Do this ▸
Leaving out the pictures, output the lines from the one that contains "What's the underlying" through the end of the material, exactly as they stand.

Input for this task ▸

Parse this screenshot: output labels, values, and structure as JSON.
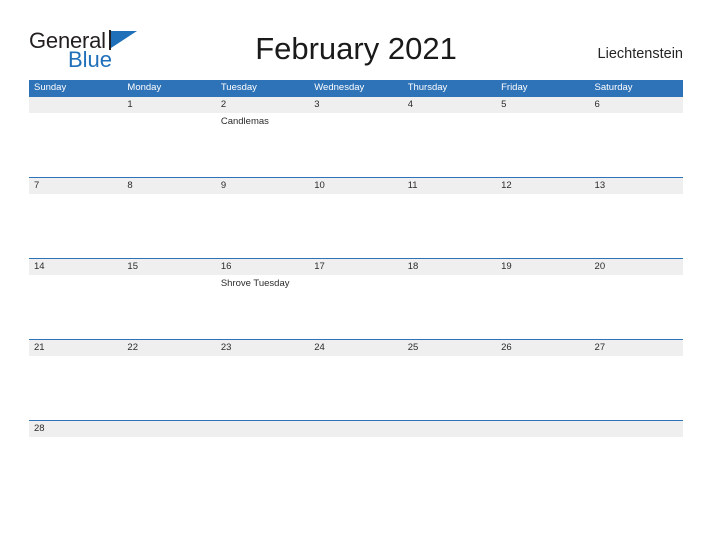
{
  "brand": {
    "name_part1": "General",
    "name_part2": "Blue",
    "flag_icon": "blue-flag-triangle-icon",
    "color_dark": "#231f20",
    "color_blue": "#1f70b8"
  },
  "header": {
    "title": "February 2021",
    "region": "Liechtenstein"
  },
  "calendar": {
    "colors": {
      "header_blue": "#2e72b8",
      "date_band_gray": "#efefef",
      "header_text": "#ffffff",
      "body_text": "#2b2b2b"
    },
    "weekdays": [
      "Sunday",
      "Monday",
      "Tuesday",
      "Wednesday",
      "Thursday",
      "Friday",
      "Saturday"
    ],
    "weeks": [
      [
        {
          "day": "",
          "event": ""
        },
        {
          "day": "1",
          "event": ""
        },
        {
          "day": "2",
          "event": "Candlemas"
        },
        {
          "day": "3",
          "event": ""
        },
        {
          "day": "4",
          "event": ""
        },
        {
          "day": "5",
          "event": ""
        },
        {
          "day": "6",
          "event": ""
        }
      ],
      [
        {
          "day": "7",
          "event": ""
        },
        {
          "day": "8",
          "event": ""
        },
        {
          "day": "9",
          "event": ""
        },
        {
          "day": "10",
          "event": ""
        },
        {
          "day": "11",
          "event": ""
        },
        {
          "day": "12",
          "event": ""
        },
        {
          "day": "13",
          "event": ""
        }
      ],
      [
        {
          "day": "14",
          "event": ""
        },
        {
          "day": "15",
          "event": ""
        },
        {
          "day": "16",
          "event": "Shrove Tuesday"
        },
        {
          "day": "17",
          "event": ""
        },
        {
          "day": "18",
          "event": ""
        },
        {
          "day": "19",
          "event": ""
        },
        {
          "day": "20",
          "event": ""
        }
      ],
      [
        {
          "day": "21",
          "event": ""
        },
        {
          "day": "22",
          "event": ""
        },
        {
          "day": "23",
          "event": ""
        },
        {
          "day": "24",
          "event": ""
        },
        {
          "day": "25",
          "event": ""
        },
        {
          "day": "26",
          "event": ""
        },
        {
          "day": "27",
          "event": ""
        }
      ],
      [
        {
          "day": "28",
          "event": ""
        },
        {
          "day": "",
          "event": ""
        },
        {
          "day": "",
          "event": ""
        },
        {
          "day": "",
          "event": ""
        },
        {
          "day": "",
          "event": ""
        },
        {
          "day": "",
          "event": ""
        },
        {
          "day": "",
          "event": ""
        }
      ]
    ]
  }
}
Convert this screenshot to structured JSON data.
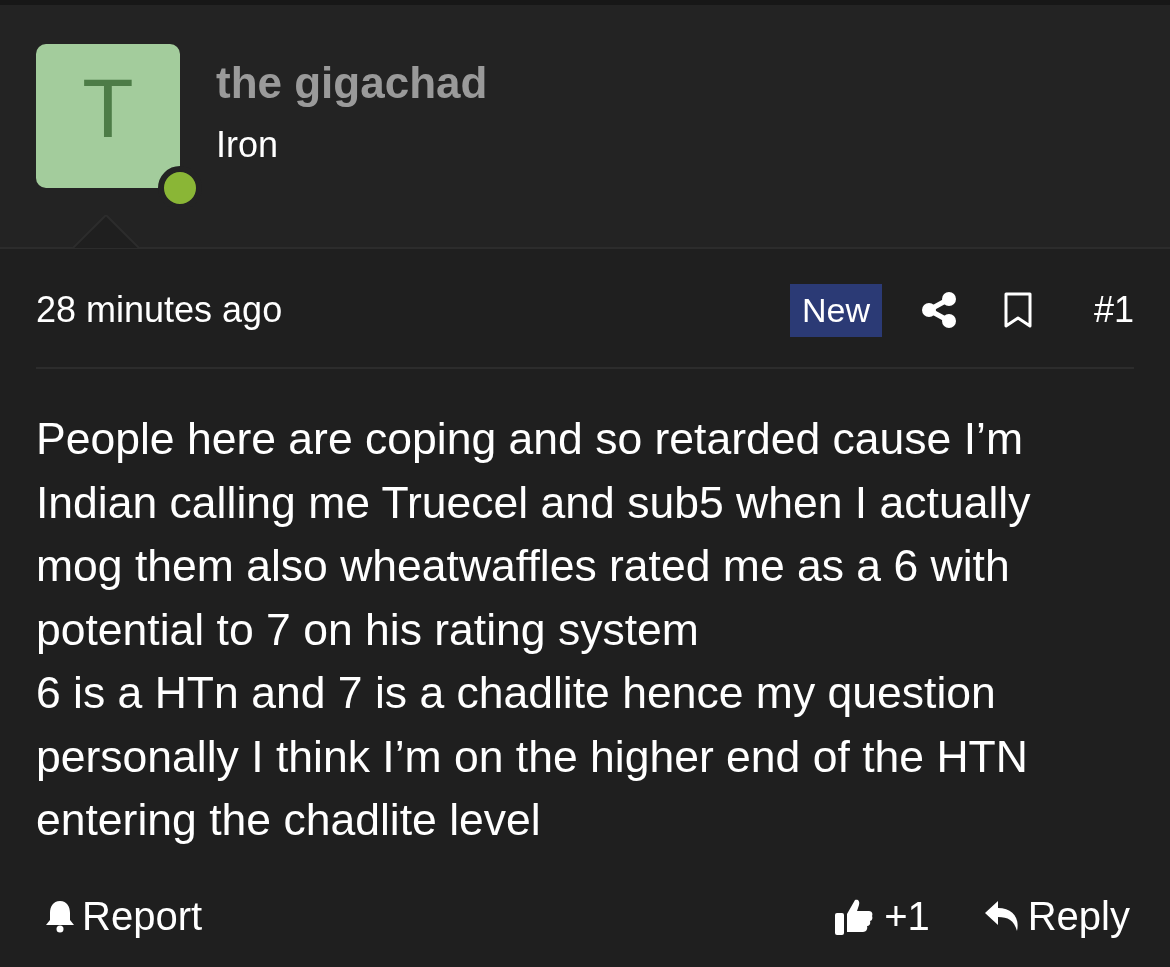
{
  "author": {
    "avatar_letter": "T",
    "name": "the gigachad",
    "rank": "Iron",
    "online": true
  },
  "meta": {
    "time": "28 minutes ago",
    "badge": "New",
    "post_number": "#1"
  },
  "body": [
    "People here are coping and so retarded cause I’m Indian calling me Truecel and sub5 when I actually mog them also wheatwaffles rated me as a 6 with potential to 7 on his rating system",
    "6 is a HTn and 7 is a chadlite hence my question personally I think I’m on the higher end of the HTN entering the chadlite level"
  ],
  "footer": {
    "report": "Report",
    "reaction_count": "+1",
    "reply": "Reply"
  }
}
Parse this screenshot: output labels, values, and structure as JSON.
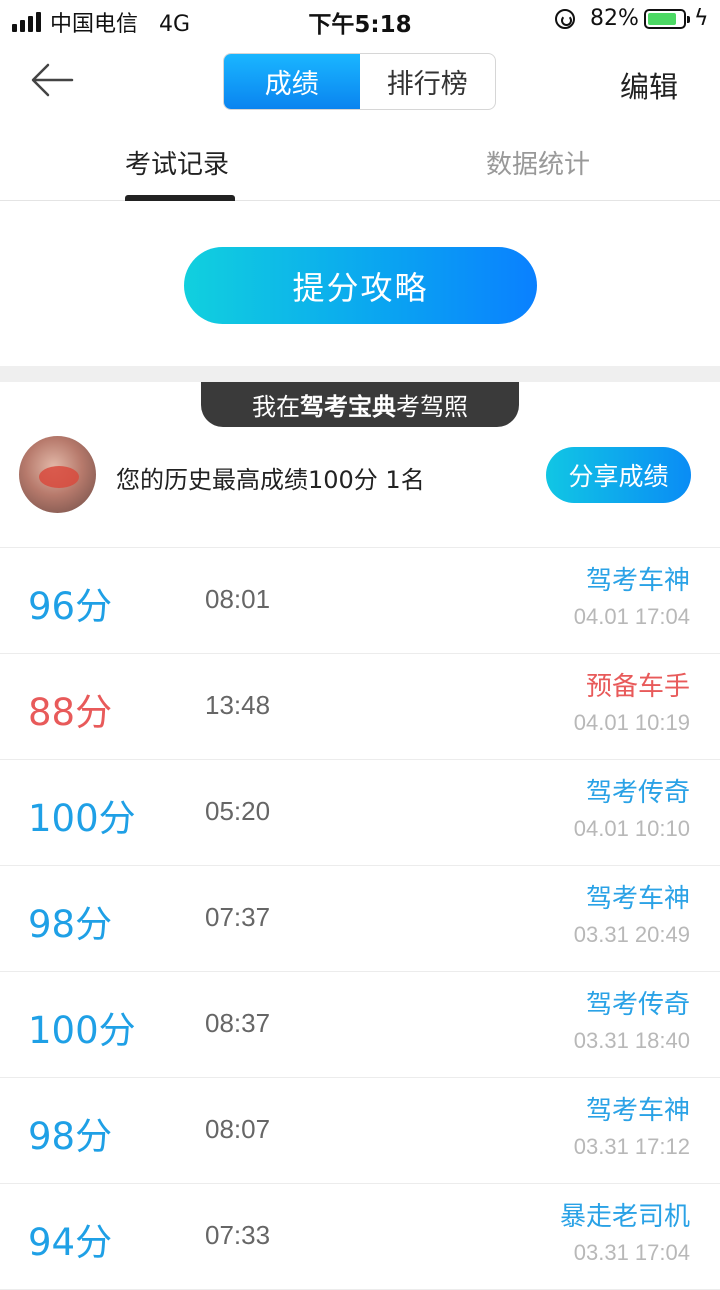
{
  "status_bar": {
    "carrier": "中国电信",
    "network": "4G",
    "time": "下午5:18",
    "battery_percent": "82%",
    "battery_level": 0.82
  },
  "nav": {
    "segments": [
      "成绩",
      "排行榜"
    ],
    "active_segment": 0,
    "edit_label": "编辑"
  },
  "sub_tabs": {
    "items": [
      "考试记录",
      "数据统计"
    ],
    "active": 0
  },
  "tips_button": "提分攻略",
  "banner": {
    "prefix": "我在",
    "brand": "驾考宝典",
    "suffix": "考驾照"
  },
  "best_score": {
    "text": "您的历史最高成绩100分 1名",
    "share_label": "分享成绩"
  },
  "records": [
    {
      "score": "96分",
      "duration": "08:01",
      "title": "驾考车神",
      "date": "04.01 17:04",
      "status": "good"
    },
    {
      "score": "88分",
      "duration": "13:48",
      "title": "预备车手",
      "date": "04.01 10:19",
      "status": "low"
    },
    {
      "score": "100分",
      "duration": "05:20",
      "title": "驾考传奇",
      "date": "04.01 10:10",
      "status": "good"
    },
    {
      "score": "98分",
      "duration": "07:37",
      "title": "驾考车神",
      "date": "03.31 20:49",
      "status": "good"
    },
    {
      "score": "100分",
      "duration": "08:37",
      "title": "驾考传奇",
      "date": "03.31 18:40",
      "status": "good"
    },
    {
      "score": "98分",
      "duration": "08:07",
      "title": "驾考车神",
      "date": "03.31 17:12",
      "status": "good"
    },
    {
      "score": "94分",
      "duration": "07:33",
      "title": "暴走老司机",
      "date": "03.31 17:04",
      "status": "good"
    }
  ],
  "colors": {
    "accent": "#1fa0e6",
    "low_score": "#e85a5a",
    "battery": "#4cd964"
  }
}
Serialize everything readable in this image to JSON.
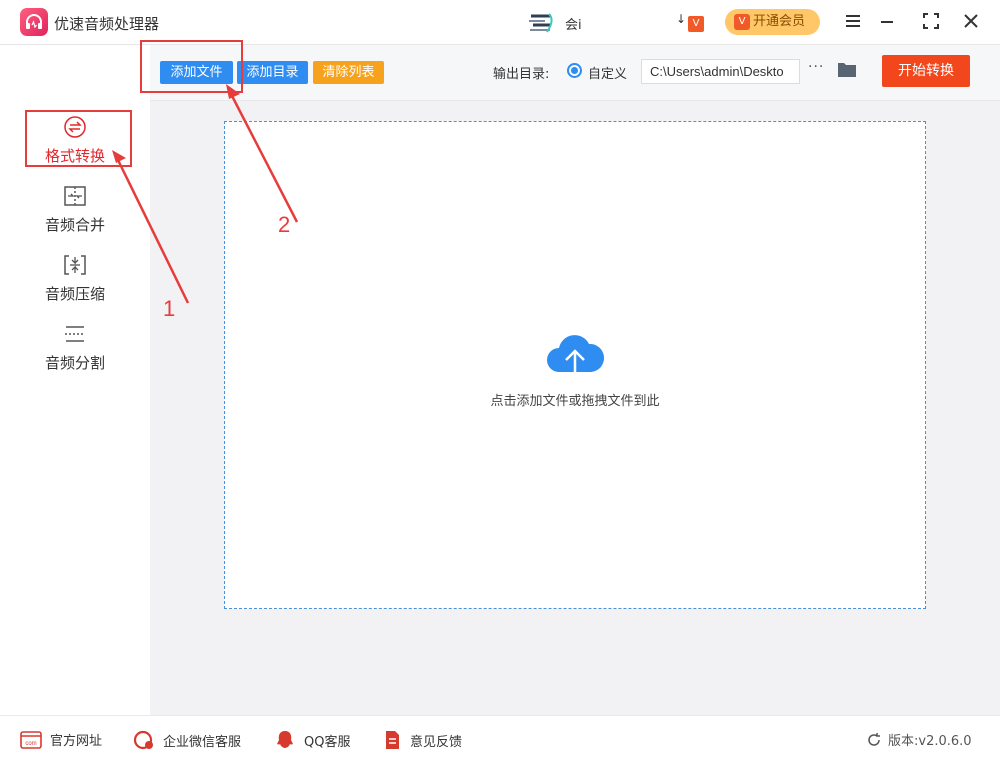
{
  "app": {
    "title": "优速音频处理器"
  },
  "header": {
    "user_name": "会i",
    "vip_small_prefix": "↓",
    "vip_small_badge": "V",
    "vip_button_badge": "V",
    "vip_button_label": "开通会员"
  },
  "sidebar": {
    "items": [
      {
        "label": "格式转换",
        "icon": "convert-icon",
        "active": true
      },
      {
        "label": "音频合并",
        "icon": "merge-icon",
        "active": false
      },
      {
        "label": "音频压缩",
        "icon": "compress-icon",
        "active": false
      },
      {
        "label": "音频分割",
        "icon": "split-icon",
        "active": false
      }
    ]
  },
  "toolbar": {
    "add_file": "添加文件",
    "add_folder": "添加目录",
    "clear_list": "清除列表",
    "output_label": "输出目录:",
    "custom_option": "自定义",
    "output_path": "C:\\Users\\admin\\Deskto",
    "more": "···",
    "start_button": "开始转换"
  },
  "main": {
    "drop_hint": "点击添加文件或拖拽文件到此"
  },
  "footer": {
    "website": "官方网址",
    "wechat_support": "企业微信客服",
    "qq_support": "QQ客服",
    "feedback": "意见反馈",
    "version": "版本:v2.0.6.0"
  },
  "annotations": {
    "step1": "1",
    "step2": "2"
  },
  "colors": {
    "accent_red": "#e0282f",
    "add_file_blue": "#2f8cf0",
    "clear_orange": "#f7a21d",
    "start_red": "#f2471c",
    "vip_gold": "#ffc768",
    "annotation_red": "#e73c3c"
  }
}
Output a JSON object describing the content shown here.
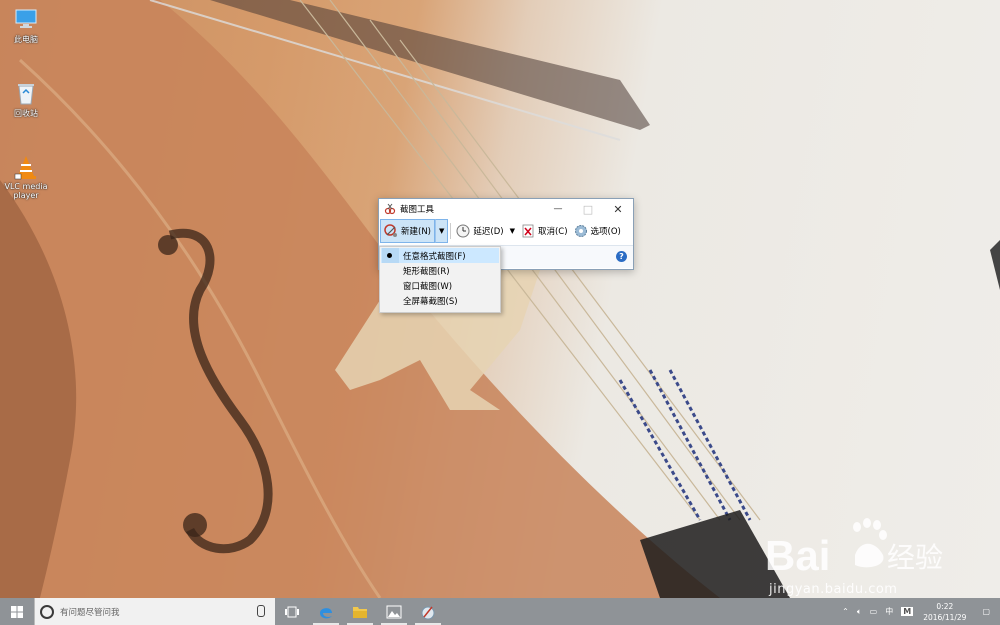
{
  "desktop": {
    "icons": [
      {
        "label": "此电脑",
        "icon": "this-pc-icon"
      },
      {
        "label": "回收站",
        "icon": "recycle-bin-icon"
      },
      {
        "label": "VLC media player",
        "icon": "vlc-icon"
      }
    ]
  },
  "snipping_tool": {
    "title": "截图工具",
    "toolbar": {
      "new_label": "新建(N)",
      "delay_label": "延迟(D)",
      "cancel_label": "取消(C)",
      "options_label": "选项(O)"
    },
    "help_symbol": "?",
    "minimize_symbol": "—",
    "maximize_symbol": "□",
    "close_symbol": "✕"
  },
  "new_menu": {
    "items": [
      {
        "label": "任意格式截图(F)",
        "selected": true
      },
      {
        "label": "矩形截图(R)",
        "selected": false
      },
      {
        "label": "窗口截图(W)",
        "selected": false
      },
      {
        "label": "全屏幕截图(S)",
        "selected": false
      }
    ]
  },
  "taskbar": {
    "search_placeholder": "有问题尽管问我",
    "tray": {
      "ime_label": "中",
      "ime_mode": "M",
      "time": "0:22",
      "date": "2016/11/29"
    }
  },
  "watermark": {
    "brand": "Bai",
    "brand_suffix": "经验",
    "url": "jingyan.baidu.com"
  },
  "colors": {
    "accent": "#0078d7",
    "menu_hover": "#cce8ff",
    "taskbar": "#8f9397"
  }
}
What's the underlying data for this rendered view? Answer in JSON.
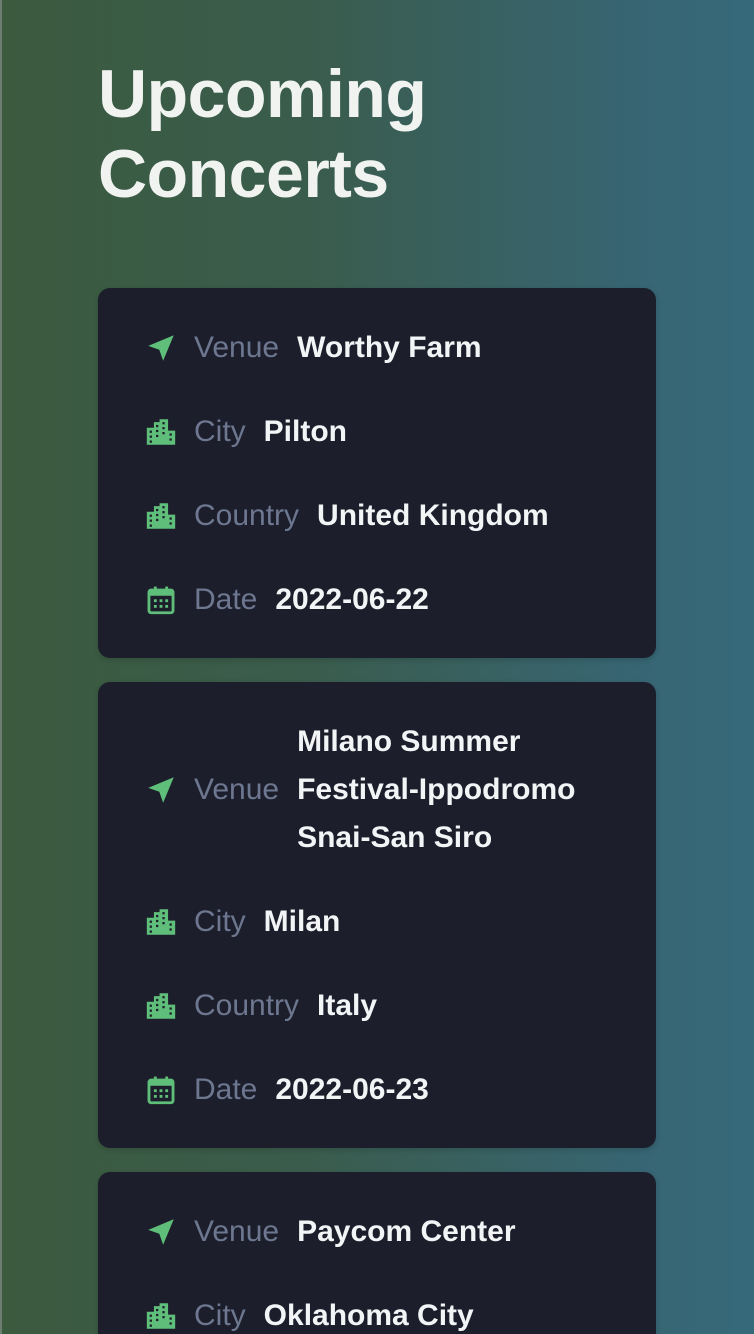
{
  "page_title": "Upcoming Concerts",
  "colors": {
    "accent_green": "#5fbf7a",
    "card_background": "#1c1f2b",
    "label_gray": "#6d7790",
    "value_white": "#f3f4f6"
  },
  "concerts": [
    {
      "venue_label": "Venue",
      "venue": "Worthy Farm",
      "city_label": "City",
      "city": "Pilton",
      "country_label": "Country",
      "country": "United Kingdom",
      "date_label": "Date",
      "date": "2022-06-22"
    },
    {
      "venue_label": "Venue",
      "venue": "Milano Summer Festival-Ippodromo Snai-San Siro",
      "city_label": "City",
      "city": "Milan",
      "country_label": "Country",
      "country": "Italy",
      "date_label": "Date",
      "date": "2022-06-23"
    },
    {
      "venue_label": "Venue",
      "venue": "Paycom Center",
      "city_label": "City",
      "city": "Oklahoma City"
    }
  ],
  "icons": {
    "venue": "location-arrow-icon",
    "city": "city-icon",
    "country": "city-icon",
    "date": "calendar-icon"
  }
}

Written solution ▸
What's the underlying data for this rendered view? Answer in JSON.
{
  "page_title": "Upcoming Concerts",
  "colors": {
    "accent_green": "#5fbf7a",
    "card_background": "#1c1f2b",
    "label_gray": "#6d7790",
    "value_white": "#f3f4f6"
  },
  "concerts": [
    {
      "venue_label": "Venue",
      "venue": "Worthy Farm",
      "city_label": "City",
      "city": "Pilton",
      "country_label": "Country",
      "country": "United Kingdom",
      "date_label": "Date",
      "date": "2022-06-22"
    },
    {
      "venue_label": "Venue",
      "venue": "Milano Summer Festival-Ippodromo Snai-San Siro",
      "city_label": "City",
      "city": "Milan",
      "country_label": "Country",
      "country": "Italy",
      "date_label": "Date",
      "date": "2022-06-23"
    },
    {
      "venue_label": "Venue",
      "venue": "Paycom Center",
      "city_label": "City",
      "city": "Oklahoma City"
    }
  ],
  "icons": {
    "venue": "location-arrow-icon",
    "city": "city-icon",
    "country": "city-icon",
    "date": "calendar-icon"
  }
}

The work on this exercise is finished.